| GOAL |
Recast the data between the line holding "Patent image size: (931, 611)." and the line holding "The metal hoops 14 is at (410, 336).", inclusive, as a two-column CSV headed input and output, with one row pairing each text with its answer. Put each value in a single quoted field, with any line breaks replaced by spaces.

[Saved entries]
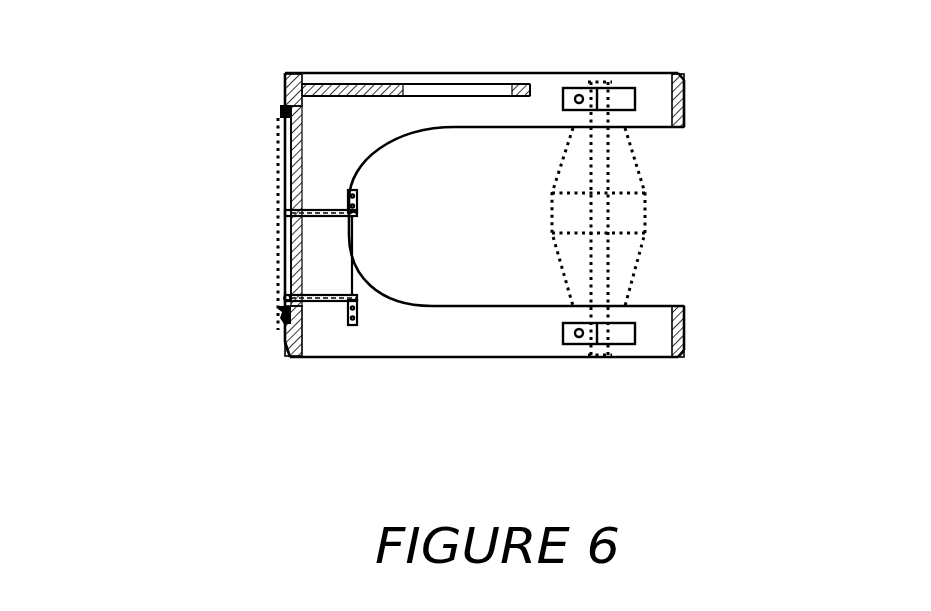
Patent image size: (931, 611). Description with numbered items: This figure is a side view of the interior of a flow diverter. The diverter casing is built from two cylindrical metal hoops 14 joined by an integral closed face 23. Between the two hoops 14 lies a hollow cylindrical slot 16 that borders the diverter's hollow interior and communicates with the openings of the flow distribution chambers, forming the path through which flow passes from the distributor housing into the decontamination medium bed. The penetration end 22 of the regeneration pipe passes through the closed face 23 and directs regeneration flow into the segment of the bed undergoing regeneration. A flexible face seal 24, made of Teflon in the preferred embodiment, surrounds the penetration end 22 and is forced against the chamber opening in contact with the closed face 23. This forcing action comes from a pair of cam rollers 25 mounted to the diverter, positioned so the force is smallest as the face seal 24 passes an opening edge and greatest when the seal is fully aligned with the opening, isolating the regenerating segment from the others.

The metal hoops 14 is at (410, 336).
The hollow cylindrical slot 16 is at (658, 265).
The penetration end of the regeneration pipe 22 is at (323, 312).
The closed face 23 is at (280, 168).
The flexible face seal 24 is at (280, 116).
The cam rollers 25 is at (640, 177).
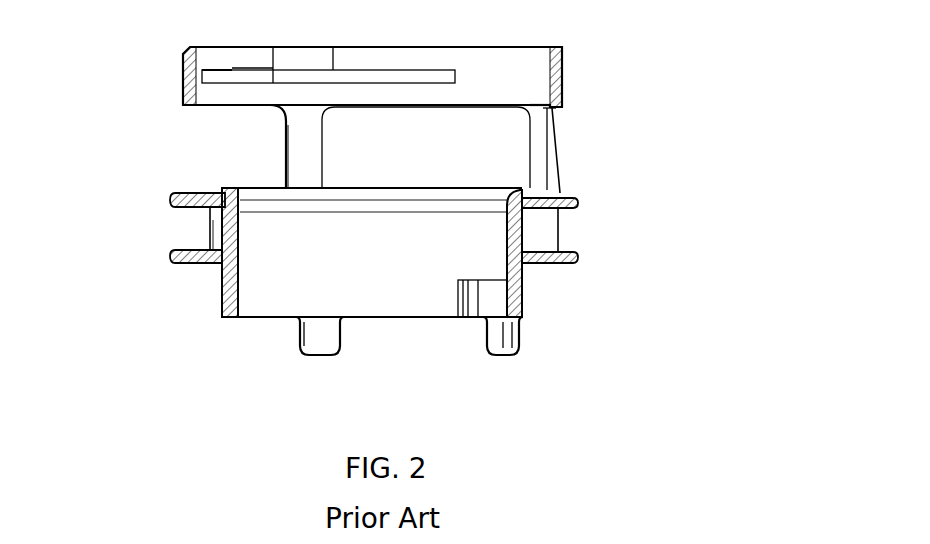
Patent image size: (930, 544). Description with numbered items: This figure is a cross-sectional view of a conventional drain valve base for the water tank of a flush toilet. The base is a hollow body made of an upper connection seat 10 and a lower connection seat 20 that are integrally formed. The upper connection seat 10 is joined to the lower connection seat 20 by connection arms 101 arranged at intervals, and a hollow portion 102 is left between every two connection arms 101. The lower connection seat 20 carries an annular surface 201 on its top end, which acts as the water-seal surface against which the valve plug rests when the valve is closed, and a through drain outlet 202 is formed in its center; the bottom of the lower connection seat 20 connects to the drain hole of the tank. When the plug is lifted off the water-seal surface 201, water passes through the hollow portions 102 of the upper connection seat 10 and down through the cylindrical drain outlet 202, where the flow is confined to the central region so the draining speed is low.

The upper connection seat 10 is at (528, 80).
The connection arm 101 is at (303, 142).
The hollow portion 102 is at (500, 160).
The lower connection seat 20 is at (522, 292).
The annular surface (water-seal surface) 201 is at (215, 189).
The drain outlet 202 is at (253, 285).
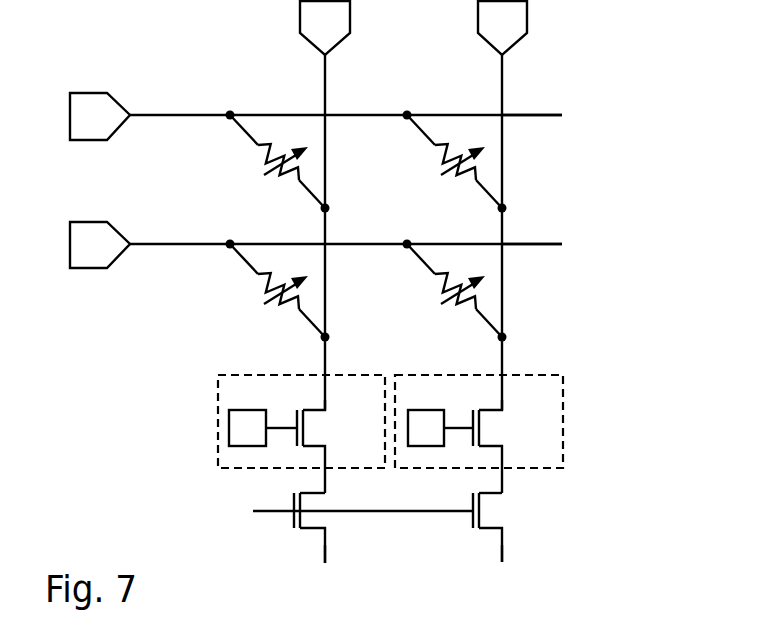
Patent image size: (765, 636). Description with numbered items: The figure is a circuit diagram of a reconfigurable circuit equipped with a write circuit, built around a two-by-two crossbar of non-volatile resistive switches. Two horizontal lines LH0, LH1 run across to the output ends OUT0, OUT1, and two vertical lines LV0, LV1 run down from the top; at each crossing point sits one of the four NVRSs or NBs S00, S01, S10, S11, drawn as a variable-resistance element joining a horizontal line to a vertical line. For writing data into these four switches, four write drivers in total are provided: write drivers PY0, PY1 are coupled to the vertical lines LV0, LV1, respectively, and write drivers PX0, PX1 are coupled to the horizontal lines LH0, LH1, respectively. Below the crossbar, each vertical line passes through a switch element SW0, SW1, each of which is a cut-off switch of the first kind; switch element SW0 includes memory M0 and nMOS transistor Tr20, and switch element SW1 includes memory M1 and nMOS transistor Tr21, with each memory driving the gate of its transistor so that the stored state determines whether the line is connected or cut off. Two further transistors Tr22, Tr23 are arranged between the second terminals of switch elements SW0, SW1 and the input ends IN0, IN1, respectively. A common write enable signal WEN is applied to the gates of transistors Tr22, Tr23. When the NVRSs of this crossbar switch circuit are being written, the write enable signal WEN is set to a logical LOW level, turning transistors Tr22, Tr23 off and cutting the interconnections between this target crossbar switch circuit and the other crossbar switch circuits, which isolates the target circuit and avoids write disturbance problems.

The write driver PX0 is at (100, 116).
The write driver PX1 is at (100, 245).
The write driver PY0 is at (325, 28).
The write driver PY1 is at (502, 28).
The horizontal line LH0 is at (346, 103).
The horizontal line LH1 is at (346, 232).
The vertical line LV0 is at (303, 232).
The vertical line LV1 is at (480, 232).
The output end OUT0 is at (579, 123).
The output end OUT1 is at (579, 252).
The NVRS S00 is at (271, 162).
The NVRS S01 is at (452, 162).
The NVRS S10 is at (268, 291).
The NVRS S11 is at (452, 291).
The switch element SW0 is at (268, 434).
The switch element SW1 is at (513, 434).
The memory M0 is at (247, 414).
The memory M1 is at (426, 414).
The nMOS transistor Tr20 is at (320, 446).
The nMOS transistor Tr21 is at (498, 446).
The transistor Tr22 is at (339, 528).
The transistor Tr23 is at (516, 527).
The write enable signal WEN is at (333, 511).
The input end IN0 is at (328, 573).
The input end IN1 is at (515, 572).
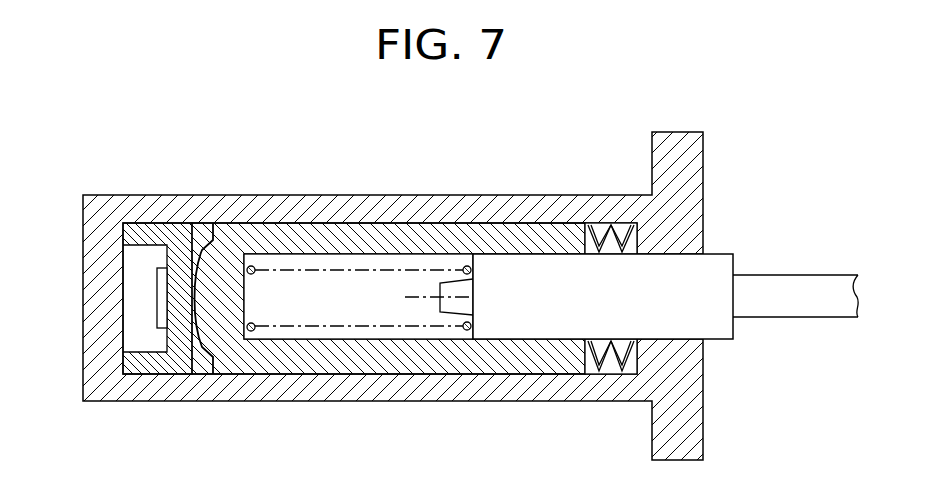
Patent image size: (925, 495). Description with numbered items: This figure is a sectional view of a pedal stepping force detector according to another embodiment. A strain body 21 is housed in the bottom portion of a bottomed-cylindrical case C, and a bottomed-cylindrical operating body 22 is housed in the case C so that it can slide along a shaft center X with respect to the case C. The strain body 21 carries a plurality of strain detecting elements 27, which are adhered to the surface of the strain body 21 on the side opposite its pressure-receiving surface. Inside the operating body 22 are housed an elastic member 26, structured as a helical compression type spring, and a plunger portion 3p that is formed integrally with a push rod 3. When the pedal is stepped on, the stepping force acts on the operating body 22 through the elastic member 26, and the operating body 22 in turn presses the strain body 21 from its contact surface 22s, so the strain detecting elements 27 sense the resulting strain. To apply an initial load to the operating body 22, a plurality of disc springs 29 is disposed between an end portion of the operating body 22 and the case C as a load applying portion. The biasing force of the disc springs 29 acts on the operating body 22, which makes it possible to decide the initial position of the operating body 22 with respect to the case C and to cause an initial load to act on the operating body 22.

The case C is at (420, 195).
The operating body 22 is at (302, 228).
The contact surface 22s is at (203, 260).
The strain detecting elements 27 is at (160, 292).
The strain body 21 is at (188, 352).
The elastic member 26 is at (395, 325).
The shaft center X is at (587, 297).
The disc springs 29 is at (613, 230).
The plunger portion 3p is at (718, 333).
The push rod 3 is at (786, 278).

==

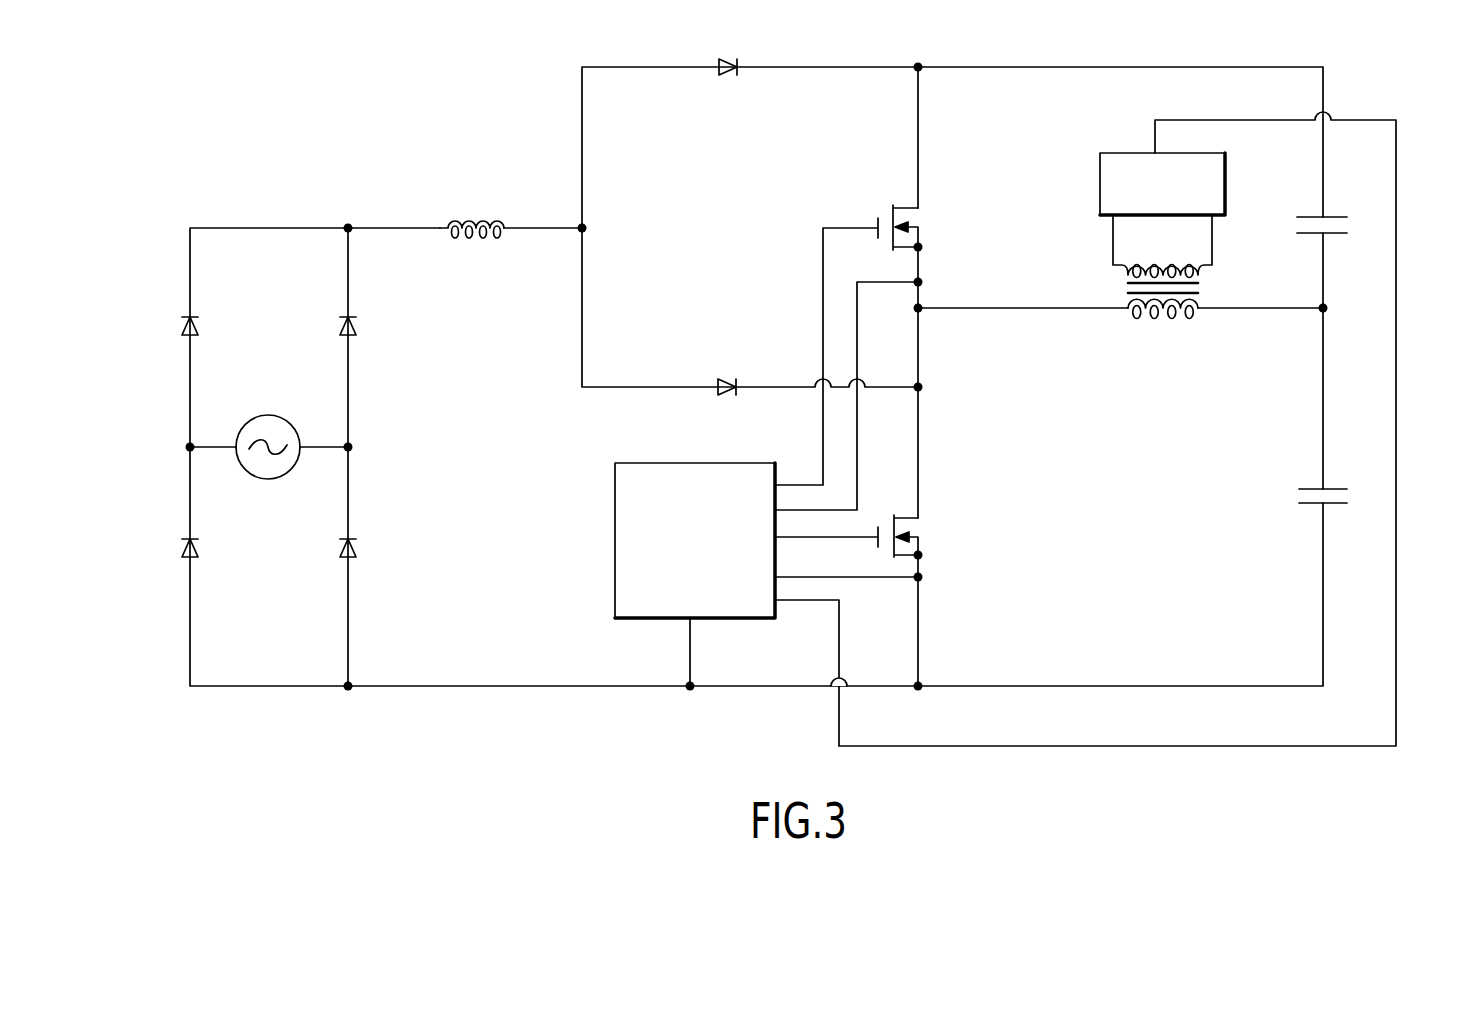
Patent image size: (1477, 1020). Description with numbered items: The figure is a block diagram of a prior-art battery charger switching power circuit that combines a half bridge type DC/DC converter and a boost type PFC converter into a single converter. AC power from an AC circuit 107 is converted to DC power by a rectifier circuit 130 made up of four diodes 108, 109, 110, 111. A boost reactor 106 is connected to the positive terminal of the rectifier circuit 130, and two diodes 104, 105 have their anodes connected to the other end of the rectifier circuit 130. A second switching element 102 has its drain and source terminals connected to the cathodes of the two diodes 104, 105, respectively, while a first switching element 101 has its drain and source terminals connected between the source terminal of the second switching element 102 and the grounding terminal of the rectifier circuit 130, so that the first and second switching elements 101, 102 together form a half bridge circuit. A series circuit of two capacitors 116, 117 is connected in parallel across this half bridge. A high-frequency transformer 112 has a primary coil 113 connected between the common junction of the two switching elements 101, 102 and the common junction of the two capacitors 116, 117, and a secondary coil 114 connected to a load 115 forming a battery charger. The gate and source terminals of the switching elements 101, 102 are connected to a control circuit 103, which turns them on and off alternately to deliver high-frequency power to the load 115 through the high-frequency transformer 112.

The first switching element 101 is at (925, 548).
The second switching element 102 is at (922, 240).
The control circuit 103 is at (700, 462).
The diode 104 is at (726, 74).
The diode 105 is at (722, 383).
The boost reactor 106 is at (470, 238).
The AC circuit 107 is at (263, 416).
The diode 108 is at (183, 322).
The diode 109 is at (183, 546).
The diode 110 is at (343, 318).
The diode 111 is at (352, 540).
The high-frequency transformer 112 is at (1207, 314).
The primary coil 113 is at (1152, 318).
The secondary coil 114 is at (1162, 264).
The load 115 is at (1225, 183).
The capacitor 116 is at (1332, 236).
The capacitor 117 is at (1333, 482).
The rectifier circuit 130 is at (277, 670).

| RESPONSE TO THIS EXERCISE |
input,output
"Patent image size: (931, 611). Description with numbered items: This figure is a side view of the interior of a flow diverter. The diverter casing is built from two cylindrical metal hoops 14 joined by an integral closed face 23. Between the two hoops 14 lies a hollow cylindrical slot 16 that borders the diverter's hollow interior and communicates with the openings of the flow distribution chambers, forming the path through which flow passes from the distributor housing into the decontamination medium bed. The penetration end 22 of the regeneration pipe passes through the closed face 23 and directs regeneration flow into the segment of the bed undergoing regeneration. A flexible face seal 24, made of Teflon in the preferred embodiment, surrounds the penetration end 22 and is forced against the chamber opening in contact with the closed face 23. This forcing action comes from a pair of cam rollers 25 mounted to the diverter, positioned so the force is smallest as the face seal 24 passes an opening edge and greatest when the seal is fully aligned with the opening, isolating the regenerating segment from the others.","The metal hoops 14 is at (410, 336)."